═══ Input material ═══
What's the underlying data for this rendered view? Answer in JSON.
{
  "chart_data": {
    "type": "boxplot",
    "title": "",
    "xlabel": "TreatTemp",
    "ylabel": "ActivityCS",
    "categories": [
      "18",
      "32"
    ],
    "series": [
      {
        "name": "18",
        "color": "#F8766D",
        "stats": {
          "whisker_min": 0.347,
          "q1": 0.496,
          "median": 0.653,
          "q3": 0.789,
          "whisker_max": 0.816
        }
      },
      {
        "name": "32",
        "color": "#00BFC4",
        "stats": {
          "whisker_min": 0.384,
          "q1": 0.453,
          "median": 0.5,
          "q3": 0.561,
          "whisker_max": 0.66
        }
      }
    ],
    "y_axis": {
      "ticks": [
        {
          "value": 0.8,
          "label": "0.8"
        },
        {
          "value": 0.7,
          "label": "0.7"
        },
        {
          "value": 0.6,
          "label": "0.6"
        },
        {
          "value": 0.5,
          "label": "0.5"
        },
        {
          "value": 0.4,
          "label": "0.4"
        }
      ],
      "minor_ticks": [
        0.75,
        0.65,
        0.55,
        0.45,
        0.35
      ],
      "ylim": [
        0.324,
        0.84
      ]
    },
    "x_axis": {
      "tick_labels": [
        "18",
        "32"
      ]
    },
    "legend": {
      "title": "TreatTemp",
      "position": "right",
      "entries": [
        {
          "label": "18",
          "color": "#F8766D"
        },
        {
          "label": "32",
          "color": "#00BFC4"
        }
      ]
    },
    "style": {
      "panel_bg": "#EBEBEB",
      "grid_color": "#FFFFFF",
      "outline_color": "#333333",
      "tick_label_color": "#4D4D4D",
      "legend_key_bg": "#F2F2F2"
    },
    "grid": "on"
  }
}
═══
Direction: Type the whole listing again, unaltered.

Complete answer:
What's the underlying data for this rendered view? Answer in JSON.
{
  "chart_data": {
    "type": "boxplot",
    "title": "",
    "xlabel": "TreatTemp",
    "ylabel": "ActivityCS",
    "categories": [
      "18",
      "32"
    ],
    "series": [
      {
        "name": "18",
        "color": "#F8766D",
        "stats": {
          "whisker_min": 0.347,
          "q1": 0.496,
          "median": 0.653,
          "q3": 0.789,
          "whisker_max": 0.816
        }
      },
      {
        "name": "32",
        "color": "#00BFC4",
        "stats": {
          "whisker_min": 0.384,
          "q1": 0.453,
          "median": 0.5,
          "q3": 0.561,
          "whisker_max": 0.66
        }
      }
    ],
    "y_axis": {
      "ticks": [
        {
          "value": 0.8,
          "label": "0.8"
        },
        {
          "value": 0.7,
          "label": "0.7"
        },
        {
          "value": 0.6,
          "label": "0.6"
        },
        {
          "value": 0.5,
          "label": "0.5"
        },
        {
          "value": 0.4,
          "label": "0.4"
        }
      ],
      "minor_ticks": [
        0.75,
        0.65,
        0.55,
        0.45,
        0.35
      ],
      "ylim": [
        0.324,
        0.84
      ]
    },
    "x_axis": {
      "tick_labels": [
        "18",
        "32"
      ]
    },
    "legend": {
      "title": "TreatTemp",
      "position": "right",
      "entries": [
        {
          "label": "18",
          "color": "#F8766D"
        },
        {
          "label": "32",
          "color": "#00BFC4"
        }
      ]
    },
    "style": {
      "panel_bg": "#EBEBEB",
      "grid_color": "#FFFFFF",
      "outline_color": "#333333",
      "tick_label_color": "#4D4D4D",
      "legend_key_bg": "#F2F2F2"
    },
    "grid": "on"
  }
}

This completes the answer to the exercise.